## [Assignment]
In the data below, how many lines include the word "ffffff"? Give only the number.

*** Begin section ***

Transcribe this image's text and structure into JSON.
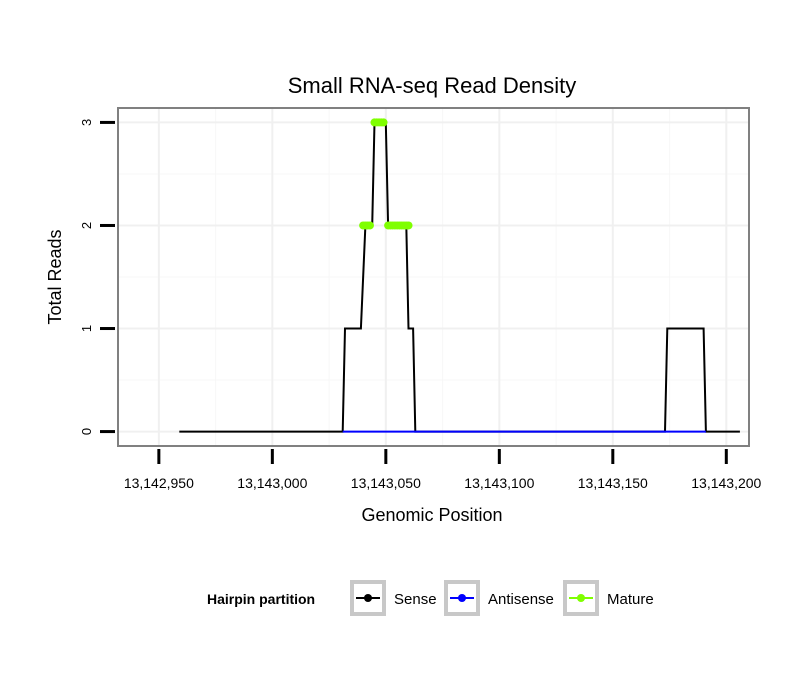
{
  "chart_data": {
    "type": "line",
    "title": "Small RNA-seq Read Density",
    "xlabel": "Genomic Position",
    "ylabel": "Total Reads",
    "xlim": [
      13142932,
      13143210
    ],
    "ylim": [
      -0.14,
      3.14
    ],
    "x_ticks": [
      13142950,
      13143000,
      13143050,
      13143100,
      13143150,
      13143200
    ],
    "x_tick_labels": [
      "13,142,950",
      "13,143,000",
      "13,143,050",
      "13,143,100",
      "13,143,150",
      "13,143,200"
    ],
    "y_ticks": [
      0,
      1,
      2,
      3
    ],
    "y_tick_labels": [
      "0",
      "1",
      "2",
      "3"
    ],
    "grid": true,
    "legend": {
      "title": "Hairpin partition",
      "position": "bottom",
      "entries": [
        "Sense",
        "Antisense",
        "Mature"
      ]
    },
    "series": [
      {
        "name": "Sense",
        "color": "#000000",
        "style": "line",
        "points": [
          [
            13142959,
            0
          ],
          [
            13143031,
            0
          ],
          [
            13143032,
            1
          ],
          [
            13143039,
            1
          ],
          [
            13143041,
            2
          ],
          [
            13143044,
            2
          ],
          [
            13143045,
            3
          ],
          [
            13143050,
            3
          ],
          [
            13143051,
            2
          ],
          [
            13143059,
            2
          ],
          [
            13143060,
            1
          ],
          [
            13143062,
            1
          ],
          [
            13143063,
            0
          ],
          [
            13143173,
            0
          ],
          [
            13143174,
            1
          ],
          [
            13143190,
            1
          ],
          [
            13143191,
            0
          ],
          [
            13143206,
            0
          ]
        ]
      },
      {
        "name": "Antisense",
        "color": "#0000ff",
        "style": "line",
        "points": [
          [
            13143031,
            0
          ],
          [
            13143063,
            0
          ],
          [
            13143173,
            0
          ],
          [
            13143191,
            0
          ]
        ]
      },
      {
        "name": "Mature",
        "color": "#7fff00",
        "style": "segments",
        "segments": [
          {
            "x0": 13143040,
            "x1": 13143043,
            "y": 2
          },
          {
            "x0": 13143045,
            "x1": 13143049,
            "y": 3
          },
          {
            "x0": 13143051,
            "x1": 13143060,
            "y": 2
          }
        ]
      }
    ]
  }
}
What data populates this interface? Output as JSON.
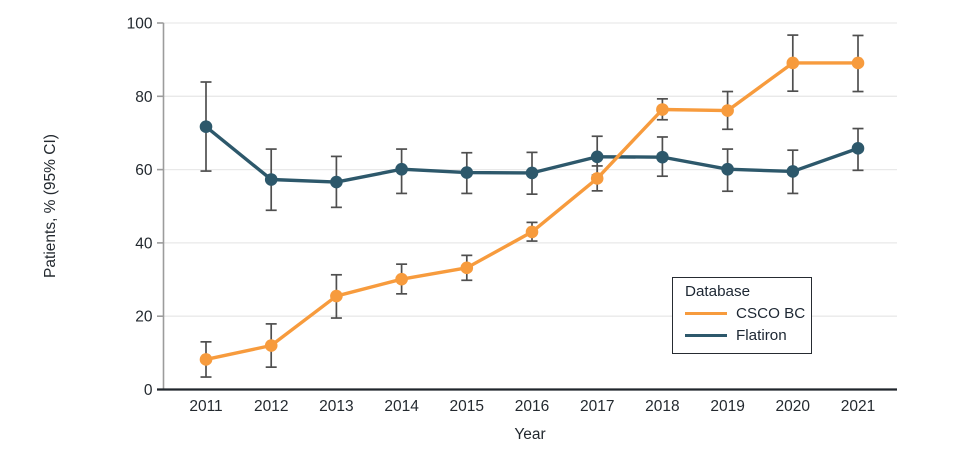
{
  "figure": {
    "background": "#ffffff"
  },
  "chart_data": {
    "type": "line",
    "title": "",
    "xlabel": "Year",
    "ylabel": "Patients, % (95% CI)",
    "x": [
      2011,
      2012,
      2013,
      2014,
      2015,
      2016,
      2017,
      2018,
      2019,
      2020,
      2021
    ],
    "ylim": [
      0,
      100
    ],
    "yticks": [
      0,
      20,
      40,
      60,
      80,
      100
    ],
    "grid": true,
    "legend_title": "Database",
    "legend_position": "inside-lower-right",
    "error_bars": "95% CI whiskers with caps on every point",
    "series": [
      {
        "name": "CSCO BC",
        "color": "#F79B3D",
        "values": [
          8.2,
          12.0,
          25.5,
          30.1,
          33.2,
          43.0,
          57.6,
          76.4,
          76.1,
          89.1,
          89.1
        ],
        "ci_low": [
          3.4,
          6.1,
          19.5,
          26.1,
          29.8,
          40.5,
          54.2,
          73.6,
          71.0,
          81.4,
          81.3
        ],
        "ci_high": [
          13.0,
          17.9,
          31.3,
          34.2,
          36.6,
          45.6,
          61.0,
          79.3,
          81.3,
          96.7,
          96.6
        ]
      },
      {
        "name": "Flatiron",
        "color": "#2D586B",
        "values": [
          71.7,
          57.3,
          56.6,
          60.1,
          59.2,
          59.1,
          63.5,
          63.4,
          60.1,
          59.5,
          65.8
        ],
        "ci_low": [
          59.6,
          48.9,
          49.7,
          53.5,
          53.5,
          53.3,
          58.5,
          58.2,
          54.1,
          53.5,
          59.8
        ],
        "ci_high": [
          83.9,
          65.6,
          63.6,
          65.6,
          64.6,
          64.7,
          69.1,
          68.9,
          65.6,
          65.3,
          71.2
        ]
      }
    ]
  }
}
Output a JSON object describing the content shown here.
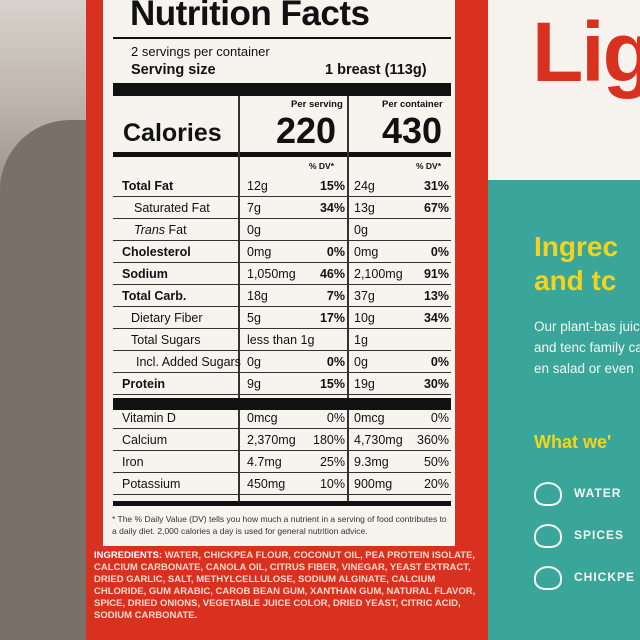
{
  "label": {
    "title": "Nutrition Facts",
    "servings": "2 servings per container",
    "serving_size_label": "Serving size",
    "serving_size_value": "1 breast (113g)",
    "per_serving": "Per serving",
    "per_container": "Per container",
    "calories_label": "Calories",
    "calories_serving": "220",
    "calories_container": "430",
    "dv_header": "% DV*",
    "rows": [
      {
        "name": "Total Fat",
        "a": "12g",
        "ap": "15%",
        "b": "24g",
        "bp": "31%"
      },
      {
        "name": "Saturated Fat",
        "a": "7g",
        "ap": "34%",
        "b": "13g",
        "bp": "67%"
      },
      {
        "name": "Trans Fat",
        "a": "0g",
        "ap": "",
        "b": "0g",
        "bp": ""
      },
      {
        "name": "Cholesterol",
        "a": "0mg",
        "ap": "0%",
        "b": "0mg",
        "bp": "0%"
      },
      {
        "name": "Sodium",
        "a": "1,050mg",
        "ap": "46%",
        "b": "2,100mg",
        "bp": "91%"
      },
      {
        "name": "Total Carb.",
        "a": "18g",
        "ap": "7%",
        "b": "37g",
        "bp": "13%"
      },
      {
        "name": "Dietary Fiber",
        "a": "5g",
        "ap": "17%",
        "b": "10g",
        "bp": "34%"
      },
      {
        "name": "Total Sugars",
        "a": "less than 1g",
        "ap": "",
        "b": "1g",
        "bp": ""
      },
      {
        "name": "Incl. Added Sugars",
        "a": "0g",
        "ap": "0%",
        "b": "0g",
        "bp": "0%"
      },
      {
        "name": "Protein",
        "a": "9g",
        "ap": "15%",
        "b": "19g",
        "bp": "30%"
      },
      {
        "name": "Vitamin D",
        "a": "0mcg",
        "ap": "0%",
        "b": "0mcg",
        "bp": "0%"
      },
      {
        "name": "Calcium",
        "a": "2,370mg",
        "ap": "180%",
        "b": "4,730mg",
        "bp": "360%"
      },
      {
        "name": "Iron",
        "a": "4.7mg",
        "ap": "25%",
        "b": "9.3mg",
        "bp": "50%"
      },
      {
        "name": "Potassium",
        "a": "450mg",
        "ap": "10%",
        "b": "900mg",
        "bp": "20%"
      }
    ],
    "footnote": "* The % Daily Value (DV) tells you how much a nutrient in a serving of food contributes to a daily diet. 2,000 calories a day is used for general nutrition advice.",
    "ingredients_label": "INGREDIENTS:",
    "ingredients_text": "WATER, CHICKPEA FLOUR, COCONUT OIL, PEA PROTEIN ISOLATE, CALCIUM CARBONATE, CANOLA OIL, CITRUS FIBER, VINEGAR, YEAST EXTRACT, DRIED GARLIC, SALT, METHYLCELLULOSE, SODIUM ALGINATE, CALCIUM CHLORIDE, GUM ARABIC, CAROB BEAN GUM, XANTHAN GUM, NATURAL FLAVOR, SPICE, DRIED ONIONS, VEGETABLE JUICE COLOR, DRIED YEAST, CITRIC ACID, SODIUM CARBONATE."
  },
  "package": {
    "brand": "Lig",
    "ingredients_heading_1": "Ingrec",
    "ingredients_heading_2": "and tc",
    "description": "Our plant-bas juicy and tenc family can en salad or even",
    "what_heading": "What we'",
    "items": [
      "WATER",
      "SPICES",
      "CHICKPE"
    ]
  },
  "colors": {
    "red": "#d8311f",
    "teal": "#3aa69a",
    "yellow": "#f4d31f"
  }
}
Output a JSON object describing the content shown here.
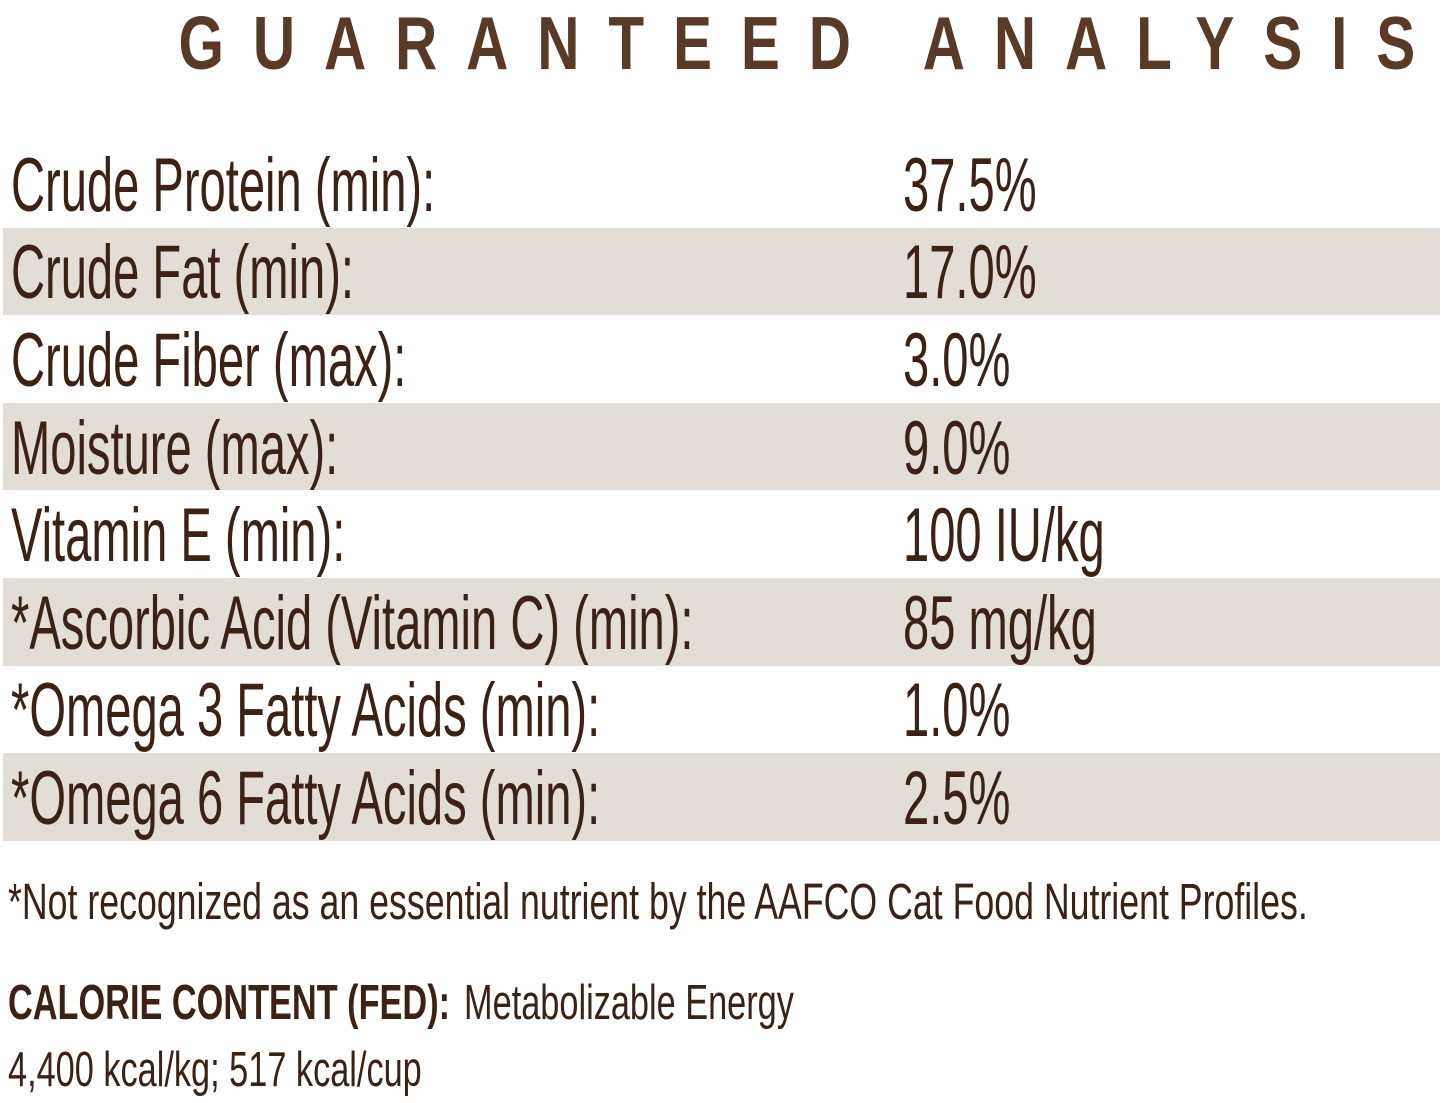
{
  "title": "GUARANTEED ANALYSIS",
  "colors": {
    "background": "#ffffff",
    "title_text": "#593a27",
    "body_text": "#3a2316",
    "row_shade": "#e2ddd7"
  },
  "table": {
    "rows": [
      {
        "label": "Crude Protein (min):",
        "value": "37.5%"
      },
      {
        "label": "Crude Fat (min):",
        "value": "17.0%"
      },
      {
        "label": "Crude Fiber (max):",
        "value": "3.0%"
      },
      {
        "label": "Moisture (max):",
        "value": "9.0%"
      },
      {
        "label": "Vitamin E (min):",
        "value": "100 IU/kg"
      },
      {
        "label": "*Ascorbic Acid (Vitamin C) (min):",
        "value": "85 mg/kg"
      },
      {
        "label": "*Omega 3 Fatty Acids (min):",
        "value": "1.0%"
      },
      {
        "label": "*Omega 6 Fatty Acids (min):",
        "value": "2.5%"
      }
    ]
  },
  "footnote": "*Not recognized as an essential nutrient by the AAFCO Cat Food Nutrient Profiles.",
  "calorie_content": {
    "heading": "CALORIE CONTENT (FED):",
    "description": "Metabolizable Energy",
    "values": "4,400 kcal/kg; 517 kcal/cup"
  }
}
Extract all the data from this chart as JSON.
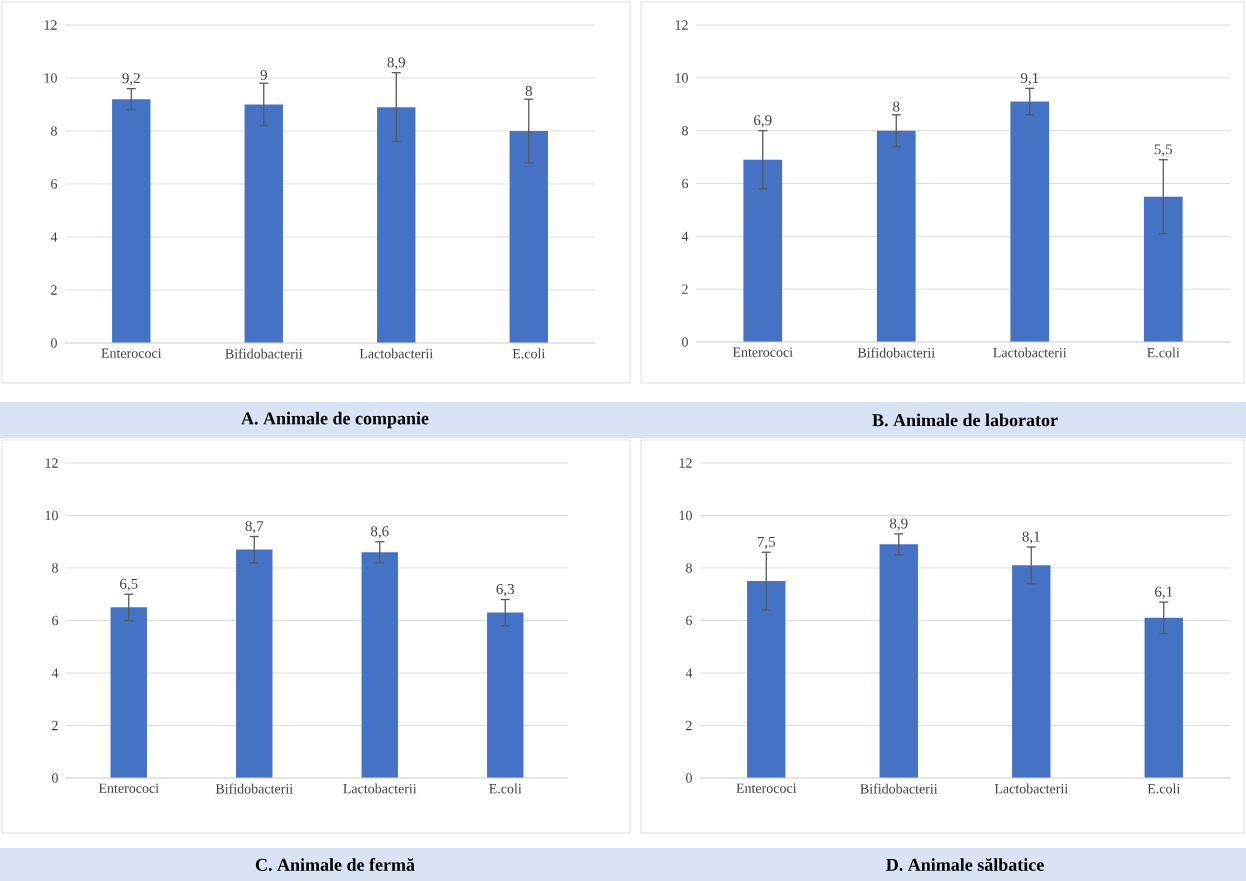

*** End section ***

## [Written answer]
2